* BEGIN TASK INPUT *

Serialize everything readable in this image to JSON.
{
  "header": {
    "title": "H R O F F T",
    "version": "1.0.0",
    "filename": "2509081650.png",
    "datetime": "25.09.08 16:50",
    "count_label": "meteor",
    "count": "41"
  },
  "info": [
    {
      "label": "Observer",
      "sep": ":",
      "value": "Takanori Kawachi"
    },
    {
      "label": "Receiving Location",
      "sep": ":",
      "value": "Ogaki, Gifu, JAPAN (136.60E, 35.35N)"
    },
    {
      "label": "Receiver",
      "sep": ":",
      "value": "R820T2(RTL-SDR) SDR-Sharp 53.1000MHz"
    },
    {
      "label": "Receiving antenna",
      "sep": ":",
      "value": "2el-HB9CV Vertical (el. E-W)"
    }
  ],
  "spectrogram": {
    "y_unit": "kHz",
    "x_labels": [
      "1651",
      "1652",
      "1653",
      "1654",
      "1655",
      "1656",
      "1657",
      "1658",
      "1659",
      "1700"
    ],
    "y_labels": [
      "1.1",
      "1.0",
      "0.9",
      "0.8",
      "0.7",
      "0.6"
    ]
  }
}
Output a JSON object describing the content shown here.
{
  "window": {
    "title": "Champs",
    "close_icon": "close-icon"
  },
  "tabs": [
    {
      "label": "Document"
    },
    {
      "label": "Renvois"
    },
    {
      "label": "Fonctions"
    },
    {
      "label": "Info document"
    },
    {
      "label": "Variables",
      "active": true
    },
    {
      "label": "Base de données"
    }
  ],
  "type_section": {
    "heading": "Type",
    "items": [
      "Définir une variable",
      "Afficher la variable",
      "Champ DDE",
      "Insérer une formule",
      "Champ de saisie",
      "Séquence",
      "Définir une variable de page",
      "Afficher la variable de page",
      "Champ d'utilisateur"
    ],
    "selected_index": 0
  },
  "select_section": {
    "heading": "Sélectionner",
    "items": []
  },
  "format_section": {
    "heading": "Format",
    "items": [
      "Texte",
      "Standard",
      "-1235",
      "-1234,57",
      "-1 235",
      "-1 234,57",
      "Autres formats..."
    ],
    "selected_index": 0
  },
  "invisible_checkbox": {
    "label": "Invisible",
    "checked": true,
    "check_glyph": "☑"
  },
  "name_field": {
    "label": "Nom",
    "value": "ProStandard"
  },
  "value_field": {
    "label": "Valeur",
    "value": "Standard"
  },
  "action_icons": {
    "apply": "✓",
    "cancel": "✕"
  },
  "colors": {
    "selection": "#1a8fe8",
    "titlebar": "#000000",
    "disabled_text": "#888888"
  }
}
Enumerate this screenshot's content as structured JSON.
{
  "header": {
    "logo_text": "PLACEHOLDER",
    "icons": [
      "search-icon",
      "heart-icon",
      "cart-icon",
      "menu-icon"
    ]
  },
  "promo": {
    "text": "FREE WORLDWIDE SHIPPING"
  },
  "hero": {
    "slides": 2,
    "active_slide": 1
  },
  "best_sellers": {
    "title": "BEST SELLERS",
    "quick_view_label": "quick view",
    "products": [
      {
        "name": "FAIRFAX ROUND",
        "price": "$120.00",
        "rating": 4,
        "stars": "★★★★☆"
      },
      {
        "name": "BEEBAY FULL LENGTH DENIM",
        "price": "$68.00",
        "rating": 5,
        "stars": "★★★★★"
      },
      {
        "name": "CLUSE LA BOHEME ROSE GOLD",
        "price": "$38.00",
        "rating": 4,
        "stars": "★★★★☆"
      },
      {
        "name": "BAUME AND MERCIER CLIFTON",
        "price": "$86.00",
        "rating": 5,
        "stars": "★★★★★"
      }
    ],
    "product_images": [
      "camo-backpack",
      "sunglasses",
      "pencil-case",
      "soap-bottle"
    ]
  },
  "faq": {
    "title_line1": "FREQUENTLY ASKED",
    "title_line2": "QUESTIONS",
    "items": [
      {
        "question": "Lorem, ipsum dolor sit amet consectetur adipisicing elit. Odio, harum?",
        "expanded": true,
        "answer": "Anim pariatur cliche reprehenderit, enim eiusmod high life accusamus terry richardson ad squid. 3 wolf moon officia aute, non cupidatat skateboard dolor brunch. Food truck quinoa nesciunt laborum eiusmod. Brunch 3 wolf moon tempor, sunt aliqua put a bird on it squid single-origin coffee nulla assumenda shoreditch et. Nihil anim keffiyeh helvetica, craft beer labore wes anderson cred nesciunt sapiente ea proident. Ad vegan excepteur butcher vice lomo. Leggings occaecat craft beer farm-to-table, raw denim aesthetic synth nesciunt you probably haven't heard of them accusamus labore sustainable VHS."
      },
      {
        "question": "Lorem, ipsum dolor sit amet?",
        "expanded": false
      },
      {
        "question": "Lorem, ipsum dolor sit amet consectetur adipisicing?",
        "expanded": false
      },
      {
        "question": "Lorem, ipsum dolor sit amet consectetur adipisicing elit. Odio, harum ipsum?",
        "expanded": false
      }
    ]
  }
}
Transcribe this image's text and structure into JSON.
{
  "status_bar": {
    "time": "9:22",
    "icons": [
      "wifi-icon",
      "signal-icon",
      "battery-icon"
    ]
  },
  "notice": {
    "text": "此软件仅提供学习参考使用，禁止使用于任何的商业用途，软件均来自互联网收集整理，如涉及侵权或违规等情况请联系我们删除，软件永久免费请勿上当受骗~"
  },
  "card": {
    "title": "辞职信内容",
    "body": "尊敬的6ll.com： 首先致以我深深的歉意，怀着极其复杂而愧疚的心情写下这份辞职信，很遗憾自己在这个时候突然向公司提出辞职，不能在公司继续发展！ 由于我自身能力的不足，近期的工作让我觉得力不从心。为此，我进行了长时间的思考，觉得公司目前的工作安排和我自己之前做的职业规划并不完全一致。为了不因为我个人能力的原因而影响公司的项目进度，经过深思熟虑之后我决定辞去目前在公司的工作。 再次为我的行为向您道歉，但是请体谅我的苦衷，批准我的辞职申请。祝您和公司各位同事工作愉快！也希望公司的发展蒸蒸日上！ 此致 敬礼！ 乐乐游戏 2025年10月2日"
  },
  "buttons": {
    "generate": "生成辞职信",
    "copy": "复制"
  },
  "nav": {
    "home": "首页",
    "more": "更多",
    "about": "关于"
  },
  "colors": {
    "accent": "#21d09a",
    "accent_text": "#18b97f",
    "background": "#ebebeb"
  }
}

* END TASK INPUT *

**DIRECTIONS:**
Return the full listing, character for character.

**EXERCISE RESPONSE:**
Serialize everything readable in this image to JSON.
{
  "header": {
    "title": "H R O F F T",
    "version": "1.0.0",
    "filename": "2509081650.png",
    "datetime": "25.09.08 16:50",
    "count_label": "meteor",
    "count": "41"
  },
  "info": [
    {
      "label": "Observer",
      "sep": ":",
      "value": "Takanori Kawachi"
    },
    {
      "label": "Receiving Location",
      "sep": ":",
      "value": "Ogaki, Gifu, JAPAN (136.60E, 35.35N)"
    },
    {
      "label": "Receiver",
      "sep": ":",
      "value": "R820T2(RTL-SDR) SDR-Sharp 53.1000MHz"
    },
    {
      "label": "Receiving antenna",
      "sep": ":",
      "value": "2el-HB9CV Vertical (el. E-W)"
    }
  ],
  "spectrogram": {
    "y_unit": "kHz",
    "x_labels": [
      "1651",
      "1652",
      "1653",
      "1654",
      "1655",
      "1656",
      "1657",
      "1658",
      "1659",
      "1700"
    ],
    "y_labels": [
      "1.1",
      "1.0",
      "0.9",
      "0.8",
      "0.7",
      "0.6"
    ]
  }
}
Output a JSON object describing the content shown here.
{
  "window": {
    "title": "Champs",
    "close_icon": "close-icon"
  },
  "tabs": [
    {
      "label": "Document"
    },
    {
      "label": "Renvois"
    },
    {
      "label": "Fonctions"
    },
    {
      "label": "Info document"
    },
    {
      "label": "Variables",
      "active": true
    },
    {
      "label": "Base de données"
    }
  ],
  "type_section": {
    "heading": "Type",
    "items": [
      "Définir une variable",
      "Afficher la variable",
      "Champ DDE",
      "Insérer une formule",
      "Champ de saisie",
      "Séquence",
      "Définir une variable de page",
      "Afficher la variable de page",
      "Champ d'utilisateur"
    ],
    "selected_index": 0
  },
  "select_section": {
    "heading": "Sélectionner",
    "items": []
  },
  "format_section": {
    "heading": "Format",
    "items": [
      "Texte",
      "Standard",
      "-1235",
      "-1234,57",
      "-1 235",
      "-1 234,57",
      "Autres formats..."
    ],
    "selected_index": 0
  },
  "invisible_checkbox": {
    "label": "Invisible",
    "checked": true,
    "check_glyph": "☑"
  },
  "name_field": {
    "label": "Nom",
    "value": "ProStandard"
  },
  "value_field": {
    "label": "Valeur",
    "value": "Standard"
  },
  "action_icons": {
    "apply": "✓",
    "cancel": "✕"
  },
  "colors": {
    "selection": "#1a8fe8",
    "titlebar": "#000000",
    "disabled_text": "#888888"
  }
}
Enumerate this screenshot's content as structured JSON.
{
  "header": {
    "logo_text": "PLACEHOLDER",
    "icons": [
      "search-icon",
      "heart-icon",
      "cart-icon",
      "menu-icon"
    ]
  },
  "promo": {
    "text": "FREE WORLDWIDE SHIPPING"
  },
  "hero": {
    "slides": 2,
    "active_slide": 1
  },
  "best_sellers": {
    "title": "BEST SELLERS",
    "quick_view_label": "quick view",
    "products": [
      {
        "name": "FAIRFAX ROUND",
        "price": "$120.00",
        "rating": 4,
        "stars": "★★★★☆"
      },
      {
        "name": "BEEBAY FULL LENGTH DENIM",
        "price": "$68.00",
        "rating": 5,
        "stars": "★★★★★"
      },
      {
        "name": "CLUSE LA BOHEME ROSE GOLD",
        "price": "$38.00",
        "rating": 4,
        "stars": "★★★★☆"
      },
      {
        "name": "BAUME AND MERCIER CLIFTON",
        "price": "$86.00",
        "rating": 5,
        "stars": "★★★★★"
      }
    ],
    "product_images": [
      "camo-backpack",
      "sunglasses",
      "pencil-case",
      "soap-bottle"
    ]
  },
  "faq": {
    "title_line1": "FREQUENTLY ASKED",
    "title_line2": "QUESTIONS",
    "items": [
      {
        "question": "Lorem, ipsum dolor sit amet consectetur adipisicing elit. Odio, harum?",
        "expanded": true,
        "answer": "Anim pariatur cliche reprehenderit, enim eiusmod high life accusamus terry richardson ad squid. 3 wolf moon officia aute, non cupidatat skateboard dolor brunch. Food truck quinoa nesciunt laborum eiusmod. Brunch 3 wolf moon tempor, sunt aliqua put a bird on it squid single-origin coffee nulla assumenda shoreditch et. Nihil anim keffiyeh helvetica, craft beer labore wes anderson cred nesciunt sapiente ea proident. Ad vegan excepteur butcher vice lomo. Leggings occaecat craft beer farm-to-table, raw denim aesthetic synth nesciunt you probably haven't heard of them accusamus labore sustainable VHS."
      },
      {
        "question": "Lorem, ipsum dolor sit amet?",
        "expanded": false
      },
      {
        "question": "Lorem, ipsum dolor sit amet consectetur adipisicing?",
        "expanded": false
      },
      {
        "question": "Lorem, ipsum dolor sit amet consectetur adipisicing elit. Odio, harum ipsum?",
        "expanded": false
      }
    ]
  }
}
Transcribe this image's text and structure into JSON.
{
  "status_bar": {
    "time": "9:22",
    "icons": [
      "wifi-icon",
      "signal-icon",
      "battery-icon"
    ]
  },
  "notice": {
    "text": "此软件仅提供学习参考使用，禁止使用于任何的商业用途，软件均来自互联网收集整理，如涉及侵权或违规等情况请联系我们删除，软件永久免费请勿上当受骗~"
  },
  "card": {
    "title": "辞职信内容",
    "body": "尊敬的6ll.com： 首先致以我深深的歉意，怀着极其复杂而愧疚的心情写下这份辞职信，很遗憾自己在这个时候突然向公司提出辞职，不能在公司继续发展！ 由于我自身能力的不足，近期的工作让我觉得力不从心。为此，我进行了长时间的思考，觉得公司目前的工作安排和我自己之前做的职业规划并不完全一致。为了不因为我个人能力的原因而影响公司的项目进度，经过深思熟虑之后我决定辞去目前在公司的工作。 再次为我的行为向您道歉，但是请体谅我的苦衷，批准我的辞职申请。祝您和公司各位同事工作愉快！也希望公司的发展蒸蒸日上！ 此致 敬礼！ 乐乐游戏 2025年10月2日"
  },
  "buttons": {
    "generate": "生成辞职信",
    "copy": "复制"
  },
  "nav": {
    "home": "首页",
    "more": "更多",
    "about": "关于"
  },
  "colors": {
    "accent": "#21d09a",
    "accent_text": "#18b97f",
    "background": "#ebebeb"
  }
}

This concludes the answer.